#### Given exercise:
Scan the material below for the string "achievement", and copy every line where it shows up.

(Stored entries)
.....

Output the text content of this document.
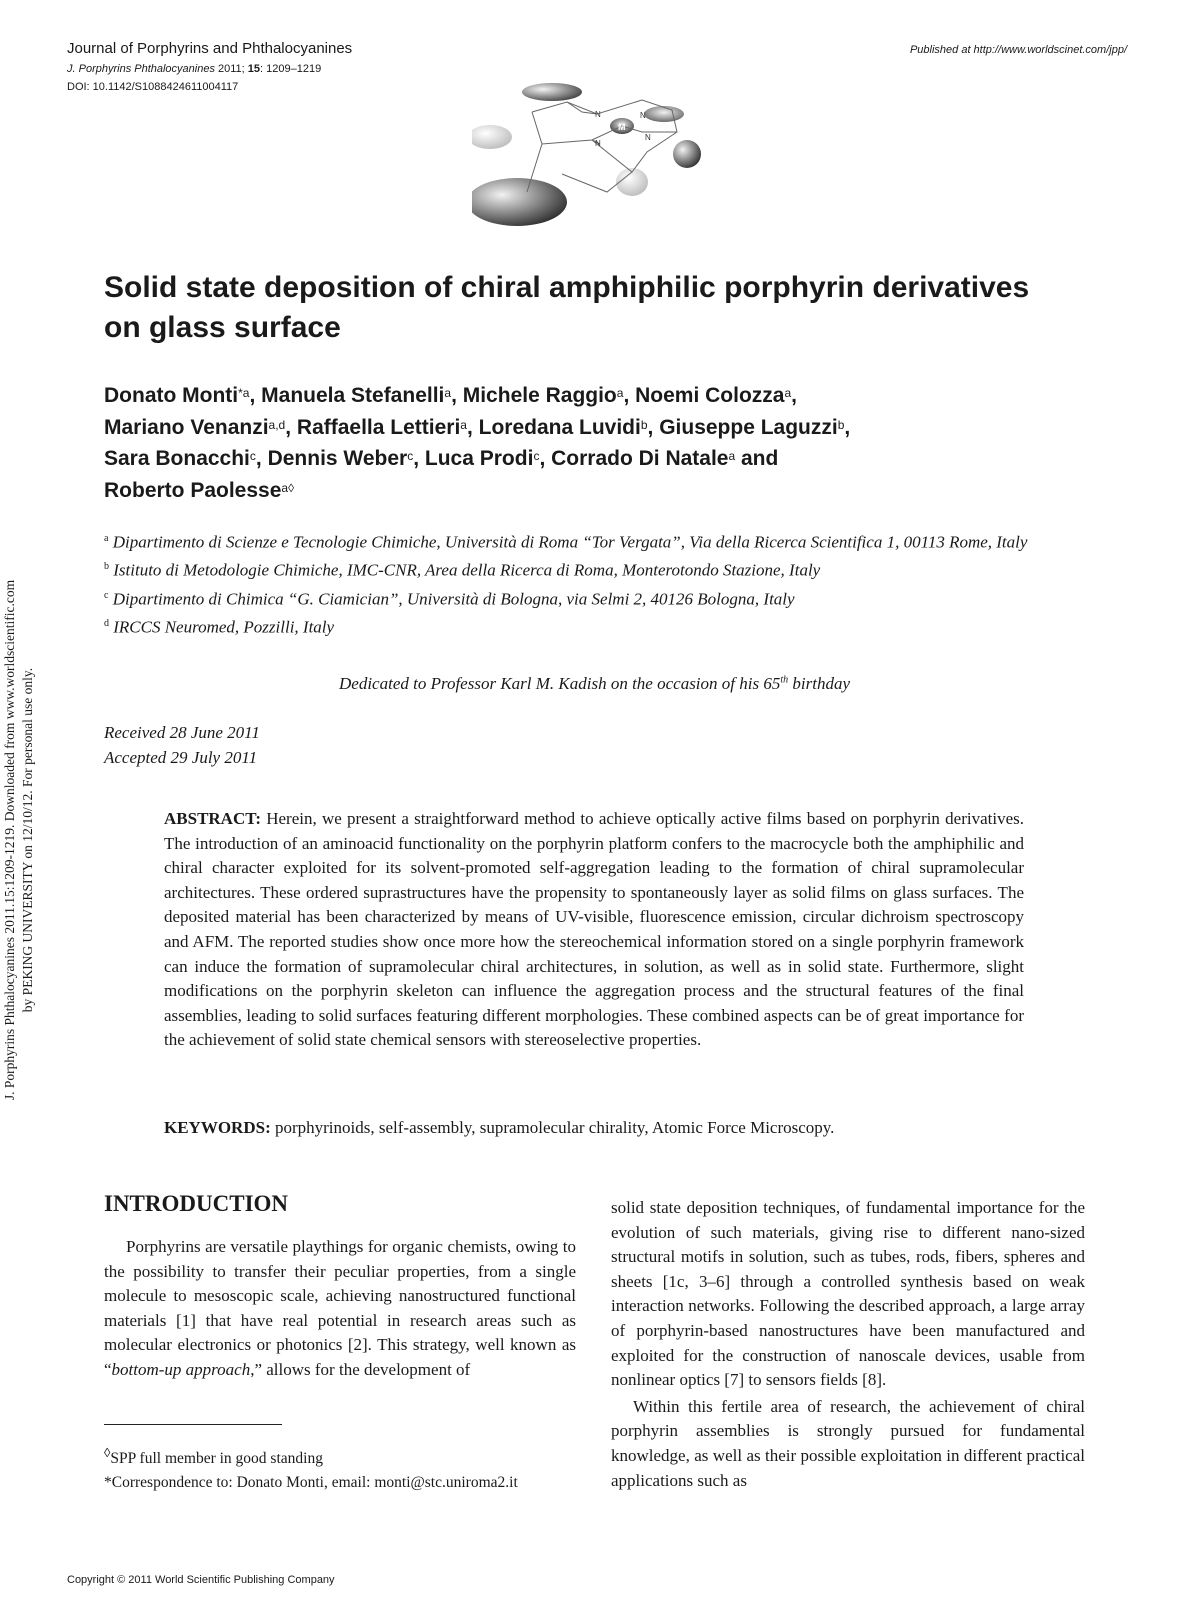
Journal of Porphyrins and Phthalocyanines
J. Porphyrins Phthalocyanines 2011; 15: 1209–1219
DOI: 10.1142/S1088424611004117
Published at http://www.worldscinet.com/jpp/
N	N
N
N
M
J. Porphyrins Phthalocyanines 2011.15:1209-1219. Downloaded from www.worldscientific.com by PEKING UNIVERSITY on 12/10/12. For personal use only.
Solid state deposition of chiral amphiphilic porphyrin derivatives on glass surface

Donato Monti$^{*a}$, Manuela Stefanelli$^a$, Michele Raggio$^a$, Noemi Colozza$^a$,
Mariano Venanzi$^{a,d}$, Raffaella Lettieri$^a$, Loredana Luvidi$^b$, Giuseppe Laguzzi$^b$,
Sara Bonacchi$^c$, Dennis Weber$^c$, Luca Prodi$^c$, Corrado Di Natale$^a$ and
Roberto Paolesse$^{a◊}$

$^a$ Dipartimento di Scienze e Tecnologie Chimiche, Università di Roma “Tor Vergata”, Via della Ricerca Scientifica 1, 00113 Rome, Italy
$^b$ Istituto di Metodologie Chimiche, IMC-CNR, Area della Ricerca di Roma, Monterotondo Stazione, Italy
$^c$ Dipartimento di Chimica “G. Ciamician”, Università di Bologna, via Selmi 2, 40126 Bologna, Italy
$^d$ IRCCS Neuromed, Pozzilli, Italy
Dedicated to Professor Karl M. Kadish on the occasion of his 65th birthday
Received 28 June 2011
Accepted 29 July 2011

ABSTRACT: Herein, we present a straightforward method to achieve optically active films based on porphyrin derivatives. The introduction of an aminoacid functionality on the porphyrin platform confers to the macrocycle both the amphiphilic and chiral character exploited for its solvent-promoted self-aggregation leading to the formation of chiral supramolecular architectures. These ordered suprastructures have the propensity to spontaneously layer as solid films on glass surfaces. The deposited material has been characterized by means of UV-visible, fluorescence emission, circular dichroism spectroscopy and AFM. The reported studies show once more how the stereochemical information stored on a single porphyrin framework can induce the formation of supramolecular chiral architectures, in solution, as well as in solid state. Furthermore, slight modifications on the porphyrin skeleton can influence the aggregation process and the structural features of the final assemblies, leading to solid surfaces featuring different morphologies. These combined aspects can be of great importance for the achievement of solid state chemical sensors with stereoselective properties.

KEYWORDS: porphyrinoids, self-assembly, supramolecular chirality, Atomic Force Microscopy.

INTRODUCTION

Porphyrins are versatile playthings for organic chemists, owing to the possibility to transfer their peculiar properties, from a single molecule to mesoscopic scale, achieving nanostructured functional materials [1] that have real potential in research areas such as molecular electronics or photonics [2]. This strategy, well known as “bottom-up approach,” allows for the development of

◊SPP full member in good standing
*Correspondence to: Donato Monti, email: monti@stc.uniroma2.it

solid state deposition techniques, of fundamental importance for the evolution of such materials, giving rise to different nano-sized structural motifs in solution, such as tubes, rods, fibers, spheres and sheets [1c, 3–6] through a controlled synthesis based on weak interaction networks. Following the described approach, a large array of porphyrin-based nanostructures have been manufactured and exploited for the construction of nanoscale devices, usable from nonlinear optics [7] to sensors fields [8].

Within this fertile area of research, the achievement of chiral porphyrin assemblies is strongly pursued for fundamental knowledge, as well as their possible exploitation in different practical applications such as

Copyright © 2011 World Scientific Publishing Company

.....

#### Worked solution:
ABSTRACT: Herein, we present a straightforward method to achieve optically active films based on porphyrin derivatives. The introduction of an aminoacid functionality on the porphyrin platform confers to the macrocycle both the amphiphilic and chiral character exploited for its solvent-promoted self-aggregation leading to the formation of chiral supramolecular architectures. These ordered suprastructures have the propensity to spontaneously layer as solid films on glass surfaces. The deposited material has been characterized by means of UV-visible, fluorescence emission, circular dichroism spectroscopy and AFM. The reported studies show once more how the stereochemical information stored on a single porphyrin framework can induce the formation of supramolecular chiral architectures, in solution, as well as in solid state. Furthermore, slight modifications on the porphyrin skeleton can influence the aggregation process and the structural features of the final assemblies, leading to solid surfaces featuring different morphologies. These combined aspects can be of great importance for the achievement of solid state chemical sensors with stereoselective properties.
Within this fertile area of research, the achievement of chiral porphyrin assemblies is strongly pursued for fundamental knowledge, as well as their possible exploitation in different practical applications such as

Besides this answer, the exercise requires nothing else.